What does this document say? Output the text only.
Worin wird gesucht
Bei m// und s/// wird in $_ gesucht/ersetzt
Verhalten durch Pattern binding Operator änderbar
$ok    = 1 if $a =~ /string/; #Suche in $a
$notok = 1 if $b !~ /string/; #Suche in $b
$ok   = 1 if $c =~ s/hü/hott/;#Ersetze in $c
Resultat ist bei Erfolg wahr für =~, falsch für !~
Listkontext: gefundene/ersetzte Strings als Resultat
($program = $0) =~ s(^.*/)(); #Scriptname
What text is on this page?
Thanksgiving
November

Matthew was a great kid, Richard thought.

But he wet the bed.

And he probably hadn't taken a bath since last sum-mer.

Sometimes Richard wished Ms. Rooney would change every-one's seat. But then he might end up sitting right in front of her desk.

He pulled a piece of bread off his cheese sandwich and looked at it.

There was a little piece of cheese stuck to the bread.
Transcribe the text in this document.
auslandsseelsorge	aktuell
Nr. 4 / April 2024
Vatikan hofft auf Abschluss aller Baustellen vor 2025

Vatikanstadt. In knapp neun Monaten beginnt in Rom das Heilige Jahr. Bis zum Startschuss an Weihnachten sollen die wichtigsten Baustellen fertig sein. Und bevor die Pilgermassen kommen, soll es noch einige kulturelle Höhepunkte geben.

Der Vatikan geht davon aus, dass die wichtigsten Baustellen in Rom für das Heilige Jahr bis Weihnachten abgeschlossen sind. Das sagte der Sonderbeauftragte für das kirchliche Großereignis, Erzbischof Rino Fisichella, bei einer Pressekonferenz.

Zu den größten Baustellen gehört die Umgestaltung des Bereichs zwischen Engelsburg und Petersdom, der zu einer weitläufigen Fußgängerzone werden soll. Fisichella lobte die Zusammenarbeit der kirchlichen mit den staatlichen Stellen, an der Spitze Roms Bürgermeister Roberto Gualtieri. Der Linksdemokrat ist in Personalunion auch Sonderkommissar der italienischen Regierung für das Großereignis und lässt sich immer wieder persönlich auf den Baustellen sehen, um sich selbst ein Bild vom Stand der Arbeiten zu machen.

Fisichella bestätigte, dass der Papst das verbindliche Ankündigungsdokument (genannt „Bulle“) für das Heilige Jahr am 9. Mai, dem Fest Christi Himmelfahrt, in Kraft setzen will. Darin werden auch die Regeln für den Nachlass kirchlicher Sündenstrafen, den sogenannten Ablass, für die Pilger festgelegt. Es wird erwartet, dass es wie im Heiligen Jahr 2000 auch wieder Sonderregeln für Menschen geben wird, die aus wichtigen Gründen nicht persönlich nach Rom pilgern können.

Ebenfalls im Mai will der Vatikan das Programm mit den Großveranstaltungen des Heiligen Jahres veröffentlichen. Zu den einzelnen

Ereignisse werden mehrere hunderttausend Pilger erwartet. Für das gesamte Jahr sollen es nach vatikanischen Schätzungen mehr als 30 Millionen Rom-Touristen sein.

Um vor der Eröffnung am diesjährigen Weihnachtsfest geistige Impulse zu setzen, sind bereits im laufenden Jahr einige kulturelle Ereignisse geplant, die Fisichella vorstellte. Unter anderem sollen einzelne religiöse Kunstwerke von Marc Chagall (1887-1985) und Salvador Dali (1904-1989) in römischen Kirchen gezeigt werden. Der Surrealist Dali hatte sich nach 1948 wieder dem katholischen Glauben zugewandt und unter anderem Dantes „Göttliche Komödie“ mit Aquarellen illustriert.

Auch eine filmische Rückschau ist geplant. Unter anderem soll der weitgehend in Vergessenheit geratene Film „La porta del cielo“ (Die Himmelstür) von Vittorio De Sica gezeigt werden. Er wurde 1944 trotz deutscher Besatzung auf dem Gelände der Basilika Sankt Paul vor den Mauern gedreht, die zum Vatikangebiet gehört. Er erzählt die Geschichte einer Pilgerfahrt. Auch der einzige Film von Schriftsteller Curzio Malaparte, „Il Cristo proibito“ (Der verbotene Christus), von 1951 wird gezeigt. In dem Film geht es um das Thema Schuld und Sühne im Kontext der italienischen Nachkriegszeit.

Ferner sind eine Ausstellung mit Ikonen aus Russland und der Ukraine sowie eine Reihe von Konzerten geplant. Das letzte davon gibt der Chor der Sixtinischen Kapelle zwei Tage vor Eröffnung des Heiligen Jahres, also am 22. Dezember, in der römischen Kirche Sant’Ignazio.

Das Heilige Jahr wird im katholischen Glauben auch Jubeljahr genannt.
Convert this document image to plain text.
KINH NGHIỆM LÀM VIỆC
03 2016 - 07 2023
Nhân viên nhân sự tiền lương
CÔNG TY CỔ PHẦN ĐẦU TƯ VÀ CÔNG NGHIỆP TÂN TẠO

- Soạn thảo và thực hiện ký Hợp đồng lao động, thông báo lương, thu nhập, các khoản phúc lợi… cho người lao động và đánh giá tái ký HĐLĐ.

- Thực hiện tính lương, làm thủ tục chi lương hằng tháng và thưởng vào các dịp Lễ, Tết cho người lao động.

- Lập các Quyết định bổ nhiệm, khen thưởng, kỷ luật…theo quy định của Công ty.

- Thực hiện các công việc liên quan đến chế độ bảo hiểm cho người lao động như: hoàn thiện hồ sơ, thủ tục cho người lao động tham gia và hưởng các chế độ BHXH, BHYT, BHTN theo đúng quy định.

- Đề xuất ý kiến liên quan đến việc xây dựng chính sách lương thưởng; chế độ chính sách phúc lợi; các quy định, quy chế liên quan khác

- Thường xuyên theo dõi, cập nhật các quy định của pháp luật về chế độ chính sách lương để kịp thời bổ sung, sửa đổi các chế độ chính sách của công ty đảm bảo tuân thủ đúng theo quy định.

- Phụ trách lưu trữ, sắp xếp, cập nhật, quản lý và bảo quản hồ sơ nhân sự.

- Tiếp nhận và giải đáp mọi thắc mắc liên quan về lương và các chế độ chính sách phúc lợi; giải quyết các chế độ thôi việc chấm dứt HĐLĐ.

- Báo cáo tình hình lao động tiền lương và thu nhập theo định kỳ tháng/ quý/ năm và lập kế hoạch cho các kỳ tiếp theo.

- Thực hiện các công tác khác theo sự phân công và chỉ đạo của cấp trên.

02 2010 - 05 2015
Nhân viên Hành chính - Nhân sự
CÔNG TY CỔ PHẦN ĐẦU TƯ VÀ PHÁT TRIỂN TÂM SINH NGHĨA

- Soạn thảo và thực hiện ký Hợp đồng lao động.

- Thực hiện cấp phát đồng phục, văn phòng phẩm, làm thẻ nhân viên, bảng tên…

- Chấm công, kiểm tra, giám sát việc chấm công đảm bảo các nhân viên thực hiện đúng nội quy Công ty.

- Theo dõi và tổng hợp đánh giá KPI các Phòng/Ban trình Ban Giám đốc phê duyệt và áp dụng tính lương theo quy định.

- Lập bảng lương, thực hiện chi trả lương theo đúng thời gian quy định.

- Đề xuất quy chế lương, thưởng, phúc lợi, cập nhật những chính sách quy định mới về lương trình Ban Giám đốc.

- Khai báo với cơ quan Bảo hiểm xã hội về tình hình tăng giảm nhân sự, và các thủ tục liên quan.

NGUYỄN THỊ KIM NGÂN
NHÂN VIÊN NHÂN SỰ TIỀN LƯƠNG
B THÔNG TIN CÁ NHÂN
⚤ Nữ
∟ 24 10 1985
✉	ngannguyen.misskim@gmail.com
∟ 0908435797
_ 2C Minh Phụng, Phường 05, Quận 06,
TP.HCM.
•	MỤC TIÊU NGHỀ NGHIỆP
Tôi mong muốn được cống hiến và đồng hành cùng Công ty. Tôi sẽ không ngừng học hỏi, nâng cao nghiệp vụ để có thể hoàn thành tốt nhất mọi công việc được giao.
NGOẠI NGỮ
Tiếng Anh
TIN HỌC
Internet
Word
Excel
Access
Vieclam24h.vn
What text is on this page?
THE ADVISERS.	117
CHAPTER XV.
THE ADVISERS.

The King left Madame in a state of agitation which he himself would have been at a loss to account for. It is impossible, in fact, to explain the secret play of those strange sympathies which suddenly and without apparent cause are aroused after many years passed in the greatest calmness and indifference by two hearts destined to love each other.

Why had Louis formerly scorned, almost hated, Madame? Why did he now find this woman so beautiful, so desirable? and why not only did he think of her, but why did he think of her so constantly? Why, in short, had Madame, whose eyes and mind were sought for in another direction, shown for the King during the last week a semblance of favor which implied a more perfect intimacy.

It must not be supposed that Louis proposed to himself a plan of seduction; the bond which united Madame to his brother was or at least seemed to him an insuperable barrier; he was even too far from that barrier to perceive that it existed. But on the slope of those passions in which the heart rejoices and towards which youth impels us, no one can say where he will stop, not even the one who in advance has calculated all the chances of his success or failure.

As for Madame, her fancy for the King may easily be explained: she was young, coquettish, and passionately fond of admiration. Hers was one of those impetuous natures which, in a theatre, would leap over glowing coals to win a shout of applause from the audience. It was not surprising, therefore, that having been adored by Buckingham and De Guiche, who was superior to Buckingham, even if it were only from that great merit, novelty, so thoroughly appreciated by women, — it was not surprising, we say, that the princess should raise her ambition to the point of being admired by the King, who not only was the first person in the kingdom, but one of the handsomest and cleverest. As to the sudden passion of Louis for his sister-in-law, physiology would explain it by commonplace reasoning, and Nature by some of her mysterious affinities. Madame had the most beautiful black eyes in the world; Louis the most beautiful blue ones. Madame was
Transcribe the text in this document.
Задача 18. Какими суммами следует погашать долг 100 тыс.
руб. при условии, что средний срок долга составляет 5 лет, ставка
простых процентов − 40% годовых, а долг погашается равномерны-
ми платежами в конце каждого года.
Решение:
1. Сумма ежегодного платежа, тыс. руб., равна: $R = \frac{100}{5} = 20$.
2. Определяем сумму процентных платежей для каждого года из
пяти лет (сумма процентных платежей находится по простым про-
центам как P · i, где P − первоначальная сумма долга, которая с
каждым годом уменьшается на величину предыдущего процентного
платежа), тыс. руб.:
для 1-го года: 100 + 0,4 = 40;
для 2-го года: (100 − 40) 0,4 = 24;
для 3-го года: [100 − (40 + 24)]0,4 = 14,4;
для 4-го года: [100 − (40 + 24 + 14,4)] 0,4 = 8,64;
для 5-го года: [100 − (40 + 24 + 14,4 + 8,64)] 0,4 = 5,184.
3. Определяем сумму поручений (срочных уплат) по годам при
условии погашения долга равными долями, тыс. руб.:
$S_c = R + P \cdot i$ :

● ● ● ● ●

* **What is being asked**:
Filter the entries and copy out every line with the word "hình".

* **Complete response**:
- Báo cáo tình hình lao động tiền lương và thu nhập theo định kỳ tháng/ quý/ năm và lập kế hoạch cho các kỳ tiếp theo.
- Khai báo với cơ quan Bảo hiểm xã hội về tình hình tăng giảm nhân sự, và các thủ tục liên quan.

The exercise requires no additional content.